--- SELECTED EXTRACT Enclosed Below ---

The store-based clinics are responding to increasing numbers of patients who won't tolerate long waits for appointments or any delay in a waiting room, said Timothy Komoto, MD, past president of the Minnesota Academy of Family Physicians. "We, as a society, want the quick fix. We want it now. These facilities are filling that perceived need."

For the stores, there's another purpose. "These [clinics] drive traffic into stores," said Daniel Butler, vice president for retail operations at the Washington, D.C.-based National Retail Federation. And, retailers say, they then drive that traffic to the stores' high-revenue pharmacy counter.

Willarda V. Edwards, MD, president-elect of MedChi, the medical society of Maryland, said she likes that the clinics offer patients easy and fast access to care, and said she leaves time for walk-ins at her Baltimore internal medicine practice. But she said inevitably some patients will go only to the in-store clinics and won't get preventive care at a doctor's office.

--- End of Enclosed SELECTED EXTRACT ---
--- STORED DATA Enclosed Below ---

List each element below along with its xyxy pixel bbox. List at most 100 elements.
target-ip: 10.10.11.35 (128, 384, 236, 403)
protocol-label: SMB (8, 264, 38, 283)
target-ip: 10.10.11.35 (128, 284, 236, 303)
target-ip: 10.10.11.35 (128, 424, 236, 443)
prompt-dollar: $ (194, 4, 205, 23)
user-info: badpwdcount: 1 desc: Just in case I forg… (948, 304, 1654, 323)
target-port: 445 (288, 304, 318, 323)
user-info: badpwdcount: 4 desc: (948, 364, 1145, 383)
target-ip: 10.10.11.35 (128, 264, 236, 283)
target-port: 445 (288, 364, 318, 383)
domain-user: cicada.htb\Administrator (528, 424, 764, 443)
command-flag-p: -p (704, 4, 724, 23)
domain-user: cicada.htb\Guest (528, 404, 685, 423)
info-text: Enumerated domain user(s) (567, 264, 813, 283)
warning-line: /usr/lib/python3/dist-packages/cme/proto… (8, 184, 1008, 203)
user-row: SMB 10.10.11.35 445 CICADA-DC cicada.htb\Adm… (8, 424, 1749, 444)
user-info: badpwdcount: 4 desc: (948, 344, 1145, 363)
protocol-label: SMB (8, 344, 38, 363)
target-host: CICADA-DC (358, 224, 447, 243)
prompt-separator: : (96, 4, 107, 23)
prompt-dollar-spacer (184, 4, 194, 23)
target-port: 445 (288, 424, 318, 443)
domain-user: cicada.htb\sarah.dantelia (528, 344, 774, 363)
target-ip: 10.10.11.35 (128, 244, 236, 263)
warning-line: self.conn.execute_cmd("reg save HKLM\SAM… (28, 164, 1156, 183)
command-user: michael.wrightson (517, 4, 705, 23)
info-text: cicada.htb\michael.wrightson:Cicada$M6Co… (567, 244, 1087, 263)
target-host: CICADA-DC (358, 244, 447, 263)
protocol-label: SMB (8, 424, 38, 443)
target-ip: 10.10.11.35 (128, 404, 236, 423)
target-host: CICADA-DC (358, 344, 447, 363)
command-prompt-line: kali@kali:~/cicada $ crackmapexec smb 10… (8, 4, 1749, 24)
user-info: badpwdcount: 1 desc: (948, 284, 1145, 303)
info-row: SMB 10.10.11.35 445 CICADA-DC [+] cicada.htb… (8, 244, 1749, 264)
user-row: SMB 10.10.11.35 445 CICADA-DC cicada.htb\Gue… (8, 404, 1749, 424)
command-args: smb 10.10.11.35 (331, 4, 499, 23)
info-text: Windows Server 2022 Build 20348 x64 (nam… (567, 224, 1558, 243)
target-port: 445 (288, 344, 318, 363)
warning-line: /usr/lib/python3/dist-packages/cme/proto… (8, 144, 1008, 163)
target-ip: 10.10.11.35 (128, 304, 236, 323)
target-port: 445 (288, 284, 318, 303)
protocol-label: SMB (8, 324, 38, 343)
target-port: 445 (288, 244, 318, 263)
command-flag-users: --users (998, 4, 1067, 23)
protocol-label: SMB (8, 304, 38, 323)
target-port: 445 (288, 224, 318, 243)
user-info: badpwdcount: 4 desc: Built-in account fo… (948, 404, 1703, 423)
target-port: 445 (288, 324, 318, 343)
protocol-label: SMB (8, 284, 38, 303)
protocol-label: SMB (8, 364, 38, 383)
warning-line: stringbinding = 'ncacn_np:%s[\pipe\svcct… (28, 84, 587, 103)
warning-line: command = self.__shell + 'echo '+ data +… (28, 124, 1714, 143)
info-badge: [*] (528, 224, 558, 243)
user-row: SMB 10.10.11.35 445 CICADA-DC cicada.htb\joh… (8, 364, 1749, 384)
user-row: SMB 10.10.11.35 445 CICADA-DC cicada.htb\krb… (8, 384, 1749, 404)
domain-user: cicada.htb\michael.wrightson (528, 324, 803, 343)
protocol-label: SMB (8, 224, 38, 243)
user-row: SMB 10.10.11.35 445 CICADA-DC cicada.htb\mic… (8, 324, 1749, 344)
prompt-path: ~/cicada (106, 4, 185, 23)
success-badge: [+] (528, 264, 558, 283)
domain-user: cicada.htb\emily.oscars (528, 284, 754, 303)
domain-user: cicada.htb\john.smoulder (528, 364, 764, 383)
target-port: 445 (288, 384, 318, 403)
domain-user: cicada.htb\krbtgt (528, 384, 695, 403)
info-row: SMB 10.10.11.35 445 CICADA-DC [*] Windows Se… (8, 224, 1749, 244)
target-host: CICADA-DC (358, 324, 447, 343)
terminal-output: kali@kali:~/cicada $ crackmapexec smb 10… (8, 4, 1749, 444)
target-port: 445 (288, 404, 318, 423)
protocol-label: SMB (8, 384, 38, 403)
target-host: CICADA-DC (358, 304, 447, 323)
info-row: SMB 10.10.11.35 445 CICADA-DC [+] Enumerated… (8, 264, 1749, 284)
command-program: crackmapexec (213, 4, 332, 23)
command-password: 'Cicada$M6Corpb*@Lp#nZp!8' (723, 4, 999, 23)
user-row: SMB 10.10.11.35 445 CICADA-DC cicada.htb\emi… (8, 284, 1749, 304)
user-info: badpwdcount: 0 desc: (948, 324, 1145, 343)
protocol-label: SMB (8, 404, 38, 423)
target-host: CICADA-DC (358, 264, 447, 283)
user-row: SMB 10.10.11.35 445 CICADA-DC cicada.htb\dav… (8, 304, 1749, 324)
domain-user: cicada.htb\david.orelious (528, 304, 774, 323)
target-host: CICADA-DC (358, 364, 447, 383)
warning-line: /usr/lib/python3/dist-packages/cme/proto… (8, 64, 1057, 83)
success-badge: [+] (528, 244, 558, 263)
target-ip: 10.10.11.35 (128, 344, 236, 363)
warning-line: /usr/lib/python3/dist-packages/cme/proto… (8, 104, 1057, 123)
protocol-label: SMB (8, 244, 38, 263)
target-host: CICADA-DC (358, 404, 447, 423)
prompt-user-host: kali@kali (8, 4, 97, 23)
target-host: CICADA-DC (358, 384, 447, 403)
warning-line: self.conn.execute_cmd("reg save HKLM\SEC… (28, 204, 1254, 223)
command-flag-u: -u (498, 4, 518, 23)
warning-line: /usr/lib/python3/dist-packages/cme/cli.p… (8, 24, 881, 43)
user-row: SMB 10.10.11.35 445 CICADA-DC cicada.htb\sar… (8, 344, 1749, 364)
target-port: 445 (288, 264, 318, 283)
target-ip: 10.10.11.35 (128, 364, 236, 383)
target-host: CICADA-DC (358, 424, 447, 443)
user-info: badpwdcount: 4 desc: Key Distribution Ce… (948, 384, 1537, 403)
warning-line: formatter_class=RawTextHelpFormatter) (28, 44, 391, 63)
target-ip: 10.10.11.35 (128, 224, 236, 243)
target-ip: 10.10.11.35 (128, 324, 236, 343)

--- End of Enclosed STORED DATA ---

● PROBLEM SET
1. Condense the paragraph of the store-based clinics piece that begins "For the stores, there's another purpose" into a shorter version that keeps its main facts.
2. Write the next part of the store-based clinics piece, picking up after its final sentence.
You won't need the rows for any of this.

● ANSWERS TO THE TASKS
1. Stores gain from the clinics as well. Daniel Butler, vice president for retail operations at the National Retail Federation in Washington, D.C., says they bring customers into the stores. Retailers add that these customers are then directed to the high-revenue pharmacy counter.

2.
"There's a missed opportunity, potentially, for [those patients] dependent on [store-based clinics] for their care," she said. "I would hope the patients know these are not going to be the be-all and end-all of their care."

What's in stores

Though on a smaller scale than MinuteClinics, other clinics also have recently opened.

Two Kroger stores in Louisville, Ky., have leased space to medical kiosks staffed by nurses. MEDspot in Ft. Wayne, Ind., offers treatment by nurse practitioners at a local Scott's grocery. Aurora Health Care, a nonprofit hospital and clinic system in Milwaukee, opened two cash-only Quick Care kiosks staffed by nurse practitioners inside Aurora-owned pharmacies and wants to open at least four more this year. The system also runs a physician-staffed primary care group in a Pick'n Save supermarket.

The physician extenders who see patients in the store-based clinics generally are authorized by law to prescribe most medications, though restrictions and supervision rules vary from state to state. Staff fax reports of clinic visits to a patient's primary care doctor, if there is one.

Patients at the clinics, unlike at most urgent care centers, are treated for only a clearly defined set of non-chronic illnesses, and these are listed, along with prices, on a menu-like sign. Common vaccinations also are available.

For clinics at Target stores, patients faced with a wait are given pagers to carry as they shop.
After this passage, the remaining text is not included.